**Do this**
All entries are to be given again verbatim.

**Dataset extract**
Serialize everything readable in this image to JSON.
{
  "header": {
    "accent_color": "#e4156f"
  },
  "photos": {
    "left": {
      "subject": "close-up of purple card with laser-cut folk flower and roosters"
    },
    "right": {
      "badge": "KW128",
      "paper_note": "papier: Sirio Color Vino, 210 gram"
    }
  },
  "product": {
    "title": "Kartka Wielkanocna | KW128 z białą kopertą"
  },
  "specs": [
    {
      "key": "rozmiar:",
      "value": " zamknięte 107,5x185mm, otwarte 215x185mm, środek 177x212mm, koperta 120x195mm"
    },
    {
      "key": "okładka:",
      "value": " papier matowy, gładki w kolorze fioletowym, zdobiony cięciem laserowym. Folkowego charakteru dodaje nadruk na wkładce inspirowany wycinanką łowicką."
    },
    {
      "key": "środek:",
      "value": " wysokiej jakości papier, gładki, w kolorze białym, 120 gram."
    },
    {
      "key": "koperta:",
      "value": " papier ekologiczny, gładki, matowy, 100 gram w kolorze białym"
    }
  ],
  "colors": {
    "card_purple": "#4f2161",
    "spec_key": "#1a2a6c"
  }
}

**Final answer**
Serialize everything readable in this image to JSON.
{
  "header": {
    "accent_color": "#e4156f"
  },
  "photos": {
    "left": {
      "subject": "close-up of purple card with laser-cut folk flower and roosters"
    },
    "right": {
      "badge": "KW128",
      "paper_note": "papier: Sirio Color Vino, 210 gram"
    }
  },
  "product": {
    "title": "Kartka Wielkanocna | KW128 z białą kopertą"
  },
  "specs": [
    {
      "key": "rozmiar:",
      "value": " zamknięte 107,5x185mm, otwarte 215x185mm, środek 177x212mm, koperta 120x195mm"
    },
    {
      "key": "okładka:",
      "value": " papier matowy, gładki w kolorze fioletowym, zdobiony cięciem laserowym. Folkowego charakteru dodaje nadruk na wkładce inspirowany wycinanką łowicką."
    },
    {
      "key": "środek:",
      "value": " wysokiej jakości papier, gładki, w kolorze białym, 120 gram."
    },
    {
      "key": "koperta:",
      "value": " papier ekologiczny, gładki, matowy, 100 gram w kolorze białym"
    }
  ],
  "colors": {
    "card_purple": "#4f2161",
    "spec_key": "#1a2a6c"
  }
}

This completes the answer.